Set exercise:
Find every line with "your" in it, then report how many there are and nothing more.

Rows:
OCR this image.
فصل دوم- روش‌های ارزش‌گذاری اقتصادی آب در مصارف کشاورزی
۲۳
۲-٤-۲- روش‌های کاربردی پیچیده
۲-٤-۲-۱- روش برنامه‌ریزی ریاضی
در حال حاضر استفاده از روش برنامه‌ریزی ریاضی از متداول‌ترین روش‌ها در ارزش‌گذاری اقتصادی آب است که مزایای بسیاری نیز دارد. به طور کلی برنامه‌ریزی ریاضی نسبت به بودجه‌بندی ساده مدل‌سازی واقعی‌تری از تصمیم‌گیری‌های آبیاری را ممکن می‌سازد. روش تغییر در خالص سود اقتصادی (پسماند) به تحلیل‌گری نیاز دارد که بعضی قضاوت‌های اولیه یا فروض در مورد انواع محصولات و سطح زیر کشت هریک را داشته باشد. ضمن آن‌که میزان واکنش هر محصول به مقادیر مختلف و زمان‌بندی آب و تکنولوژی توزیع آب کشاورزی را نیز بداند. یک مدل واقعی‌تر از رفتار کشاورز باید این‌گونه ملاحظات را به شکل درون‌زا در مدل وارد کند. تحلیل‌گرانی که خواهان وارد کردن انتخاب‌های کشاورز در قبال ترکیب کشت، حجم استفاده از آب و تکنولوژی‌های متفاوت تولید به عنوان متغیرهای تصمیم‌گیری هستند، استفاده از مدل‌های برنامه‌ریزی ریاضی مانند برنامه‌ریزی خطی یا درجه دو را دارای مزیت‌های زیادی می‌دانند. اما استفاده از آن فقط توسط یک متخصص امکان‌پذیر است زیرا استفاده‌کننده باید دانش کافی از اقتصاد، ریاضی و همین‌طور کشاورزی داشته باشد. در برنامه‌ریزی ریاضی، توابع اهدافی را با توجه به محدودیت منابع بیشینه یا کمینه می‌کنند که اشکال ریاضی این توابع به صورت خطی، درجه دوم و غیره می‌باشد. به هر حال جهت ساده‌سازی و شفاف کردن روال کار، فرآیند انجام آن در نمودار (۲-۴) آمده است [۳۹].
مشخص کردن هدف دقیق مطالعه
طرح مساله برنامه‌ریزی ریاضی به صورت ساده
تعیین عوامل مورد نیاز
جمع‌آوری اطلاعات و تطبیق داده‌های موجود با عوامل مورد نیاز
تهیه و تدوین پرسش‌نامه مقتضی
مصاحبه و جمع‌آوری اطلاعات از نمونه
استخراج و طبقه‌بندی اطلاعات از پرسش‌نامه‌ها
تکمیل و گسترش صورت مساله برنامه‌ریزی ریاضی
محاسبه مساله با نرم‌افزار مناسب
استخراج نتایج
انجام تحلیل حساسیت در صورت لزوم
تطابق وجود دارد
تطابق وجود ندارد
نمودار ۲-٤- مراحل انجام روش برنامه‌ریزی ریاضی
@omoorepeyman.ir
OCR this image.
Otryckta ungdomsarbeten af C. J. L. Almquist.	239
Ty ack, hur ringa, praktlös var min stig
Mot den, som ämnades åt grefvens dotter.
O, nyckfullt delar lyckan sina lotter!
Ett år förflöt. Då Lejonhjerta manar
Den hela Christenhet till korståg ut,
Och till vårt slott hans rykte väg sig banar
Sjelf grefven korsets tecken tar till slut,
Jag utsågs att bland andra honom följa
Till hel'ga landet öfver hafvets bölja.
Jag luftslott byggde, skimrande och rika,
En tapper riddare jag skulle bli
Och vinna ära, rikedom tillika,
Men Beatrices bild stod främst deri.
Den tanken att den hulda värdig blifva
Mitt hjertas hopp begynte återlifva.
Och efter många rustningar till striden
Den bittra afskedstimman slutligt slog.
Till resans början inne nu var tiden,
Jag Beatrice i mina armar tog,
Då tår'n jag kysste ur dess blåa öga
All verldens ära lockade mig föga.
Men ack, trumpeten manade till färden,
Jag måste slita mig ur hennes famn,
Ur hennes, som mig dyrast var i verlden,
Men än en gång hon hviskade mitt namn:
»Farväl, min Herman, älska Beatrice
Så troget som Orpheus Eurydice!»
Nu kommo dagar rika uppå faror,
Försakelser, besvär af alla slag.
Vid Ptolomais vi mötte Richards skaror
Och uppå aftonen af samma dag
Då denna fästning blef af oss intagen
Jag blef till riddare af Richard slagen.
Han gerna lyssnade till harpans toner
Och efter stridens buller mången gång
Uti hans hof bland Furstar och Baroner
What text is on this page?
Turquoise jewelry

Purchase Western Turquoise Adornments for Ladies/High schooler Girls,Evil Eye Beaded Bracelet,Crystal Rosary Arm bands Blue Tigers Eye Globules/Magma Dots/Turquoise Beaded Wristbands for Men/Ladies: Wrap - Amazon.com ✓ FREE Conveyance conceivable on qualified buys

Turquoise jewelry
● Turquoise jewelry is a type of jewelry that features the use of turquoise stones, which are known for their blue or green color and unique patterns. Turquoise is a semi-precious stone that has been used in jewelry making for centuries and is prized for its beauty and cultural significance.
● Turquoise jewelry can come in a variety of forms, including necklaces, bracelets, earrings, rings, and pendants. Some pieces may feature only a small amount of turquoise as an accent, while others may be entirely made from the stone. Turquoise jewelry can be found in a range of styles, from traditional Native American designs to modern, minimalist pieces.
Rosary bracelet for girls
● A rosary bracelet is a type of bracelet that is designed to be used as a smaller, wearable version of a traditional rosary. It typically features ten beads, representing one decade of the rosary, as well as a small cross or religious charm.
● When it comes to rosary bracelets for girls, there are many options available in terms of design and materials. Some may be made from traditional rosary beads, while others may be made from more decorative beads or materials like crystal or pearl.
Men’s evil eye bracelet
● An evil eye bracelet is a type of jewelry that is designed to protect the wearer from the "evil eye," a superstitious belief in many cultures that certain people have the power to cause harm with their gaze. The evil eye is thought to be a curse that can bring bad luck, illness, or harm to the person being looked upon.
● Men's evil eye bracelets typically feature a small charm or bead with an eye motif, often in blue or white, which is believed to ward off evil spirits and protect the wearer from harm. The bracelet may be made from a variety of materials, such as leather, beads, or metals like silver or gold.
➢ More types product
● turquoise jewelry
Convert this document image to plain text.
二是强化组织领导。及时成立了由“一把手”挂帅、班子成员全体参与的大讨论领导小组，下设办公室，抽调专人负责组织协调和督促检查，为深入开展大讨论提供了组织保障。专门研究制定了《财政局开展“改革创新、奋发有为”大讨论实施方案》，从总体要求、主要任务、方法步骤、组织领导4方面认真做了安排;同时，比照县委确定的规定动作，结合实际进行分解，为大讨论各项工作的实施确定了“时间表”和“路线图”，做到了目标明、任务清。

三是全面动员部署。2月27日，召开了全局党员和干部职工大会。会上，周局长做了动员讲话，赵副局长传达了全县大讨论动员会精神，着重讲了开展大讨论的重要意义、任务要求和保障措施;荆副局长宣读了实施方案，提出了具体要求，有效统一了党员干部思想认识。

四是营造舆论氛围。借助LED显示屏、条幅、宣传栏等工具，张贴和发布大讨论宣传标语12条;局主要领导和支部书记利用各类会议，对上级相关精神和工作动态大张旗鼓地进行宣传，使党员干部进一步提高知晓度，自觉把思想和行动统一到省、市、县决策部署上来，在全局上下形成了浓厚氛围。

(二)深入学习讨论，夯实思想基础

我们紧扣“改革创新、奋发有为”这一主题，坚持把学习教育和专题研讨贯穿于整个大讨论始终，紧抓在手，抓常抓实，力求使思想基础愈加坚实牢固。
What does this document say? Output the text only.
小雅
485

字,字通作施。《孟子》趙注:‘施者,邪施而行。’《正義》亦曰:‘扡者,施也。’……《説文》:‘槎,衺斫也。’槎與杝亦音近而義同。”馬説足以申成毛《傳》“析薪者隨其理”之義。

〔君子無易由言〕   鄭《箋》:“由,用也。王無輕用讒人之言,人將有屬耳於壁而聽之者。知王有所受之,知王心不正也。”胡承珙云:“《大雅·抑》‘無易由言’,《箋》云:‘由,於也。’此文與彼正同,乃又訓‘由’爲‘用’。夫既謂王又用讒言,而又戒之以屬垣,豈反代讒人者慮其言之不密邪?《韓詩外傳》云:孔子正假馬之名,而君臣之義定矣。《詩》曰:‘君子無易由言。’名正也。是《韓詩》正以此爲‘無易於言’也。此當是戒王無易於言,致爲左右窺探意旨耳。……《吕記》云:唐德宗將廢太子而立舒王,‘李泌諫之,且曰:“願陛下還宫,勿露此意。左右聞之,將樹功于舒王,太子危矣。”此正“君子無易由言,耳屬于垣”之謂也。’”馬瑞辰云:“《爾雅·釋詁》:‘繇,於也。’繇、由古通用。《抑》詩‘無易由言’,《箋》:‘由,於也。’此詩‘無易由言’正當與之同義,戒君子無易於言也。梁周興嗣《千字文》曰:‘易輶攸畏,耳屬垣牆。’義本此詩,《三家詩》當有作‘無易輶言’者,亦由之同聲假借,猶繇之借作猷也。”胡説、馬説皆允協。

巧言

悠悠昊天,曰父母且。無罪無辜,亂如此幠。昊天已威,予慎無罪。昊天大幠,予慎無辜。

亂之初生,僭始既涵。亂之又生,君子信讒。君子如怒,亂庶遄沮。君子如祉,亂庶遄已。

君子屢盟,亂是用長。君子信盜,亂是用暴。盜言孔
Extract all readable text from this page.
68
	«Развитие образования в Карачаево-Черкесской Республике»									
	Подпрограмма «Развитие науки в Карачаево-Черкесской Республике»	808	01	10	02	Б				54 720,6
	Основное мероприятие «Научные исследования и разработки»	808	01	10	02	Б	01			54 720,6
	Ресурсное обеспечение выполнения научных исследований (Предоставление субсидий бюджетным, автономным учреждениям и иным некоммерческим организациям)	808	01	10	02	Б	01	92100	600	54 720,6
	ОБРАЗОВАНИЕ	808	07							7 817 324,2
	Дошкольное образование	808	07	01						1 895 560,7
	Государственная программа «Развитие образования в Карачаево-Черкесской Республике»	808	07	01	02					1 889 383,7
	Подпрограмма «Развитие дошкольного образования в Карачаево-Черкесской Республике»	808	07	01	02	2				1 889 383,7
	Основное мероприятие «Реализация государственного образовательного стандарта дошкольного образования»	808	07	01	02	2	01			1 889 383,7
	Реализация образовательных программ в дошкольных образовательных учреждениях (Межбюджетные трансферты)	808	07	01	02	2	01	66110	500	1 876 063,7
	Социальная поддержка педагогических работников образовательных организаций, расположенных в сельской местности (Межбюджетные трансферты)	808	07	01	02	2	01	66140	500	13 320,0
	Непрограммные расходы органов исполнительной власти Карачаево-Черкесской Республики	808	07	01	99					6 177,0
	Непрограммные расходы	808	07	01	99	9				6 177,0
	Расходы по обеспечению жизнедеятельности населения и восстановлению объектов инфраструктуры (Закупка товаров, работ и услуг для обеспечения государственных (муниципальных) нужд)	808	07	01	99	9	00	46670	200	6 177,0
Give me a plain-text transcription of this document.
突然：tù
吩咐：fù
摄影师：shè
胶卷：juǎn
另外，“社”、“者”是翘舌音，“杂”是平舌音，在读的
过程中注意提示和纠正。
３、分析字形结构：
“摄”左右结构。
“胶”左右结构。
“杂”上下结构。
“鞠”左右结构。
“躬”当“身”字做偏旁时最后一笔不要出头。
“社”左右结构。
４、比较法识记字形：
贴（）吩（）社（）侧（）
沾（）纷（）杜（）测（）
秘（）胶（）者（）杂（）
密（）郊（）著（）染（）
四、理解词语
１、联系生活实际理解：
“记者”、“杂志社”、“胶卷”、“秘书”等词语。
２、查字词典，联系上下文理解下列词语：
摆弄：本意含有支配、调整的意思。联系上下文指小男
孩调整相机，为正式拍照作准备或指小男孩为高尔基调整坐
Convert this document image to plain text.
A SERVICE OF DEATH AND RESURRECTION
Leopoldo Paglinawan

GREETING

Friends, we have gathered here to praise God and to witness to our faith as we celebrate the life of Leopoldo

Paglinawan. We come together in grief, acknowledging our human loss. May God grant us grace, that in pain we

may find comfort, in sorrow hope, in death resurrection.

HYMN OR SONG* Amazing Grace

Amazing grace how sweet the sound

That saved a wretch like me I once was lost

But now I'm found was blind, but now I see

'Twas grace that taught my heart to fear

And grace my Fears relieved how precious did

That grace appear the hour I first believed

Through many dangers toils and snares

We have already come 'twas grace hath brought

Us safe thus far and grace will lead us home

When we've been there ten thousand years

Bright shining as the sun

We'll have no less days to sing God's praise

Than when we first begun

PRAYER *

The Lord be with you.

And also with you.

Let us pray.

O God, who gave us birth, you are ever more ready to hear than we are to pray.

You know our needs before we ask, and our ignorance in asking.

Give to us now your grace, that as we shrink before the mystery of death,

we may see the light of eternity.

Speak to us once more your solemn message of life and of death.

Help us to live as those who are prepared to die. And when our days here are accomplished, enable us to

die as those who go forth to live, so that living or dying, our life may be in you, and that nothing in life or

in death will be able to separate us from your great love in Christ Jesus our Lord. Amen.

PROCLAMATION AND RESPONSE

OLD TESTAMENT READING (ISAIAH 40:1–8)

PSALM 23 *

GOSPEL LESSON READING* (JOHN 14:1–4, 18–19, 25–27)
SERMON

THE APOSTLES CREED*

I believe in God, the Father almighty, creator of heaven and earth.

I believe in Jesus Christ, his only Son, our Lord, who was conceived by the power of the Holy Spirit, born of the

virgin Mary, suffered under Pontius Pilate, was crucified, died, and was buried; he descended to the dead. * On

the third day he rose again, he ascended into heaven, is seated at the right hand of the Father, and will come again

Exercise result:
3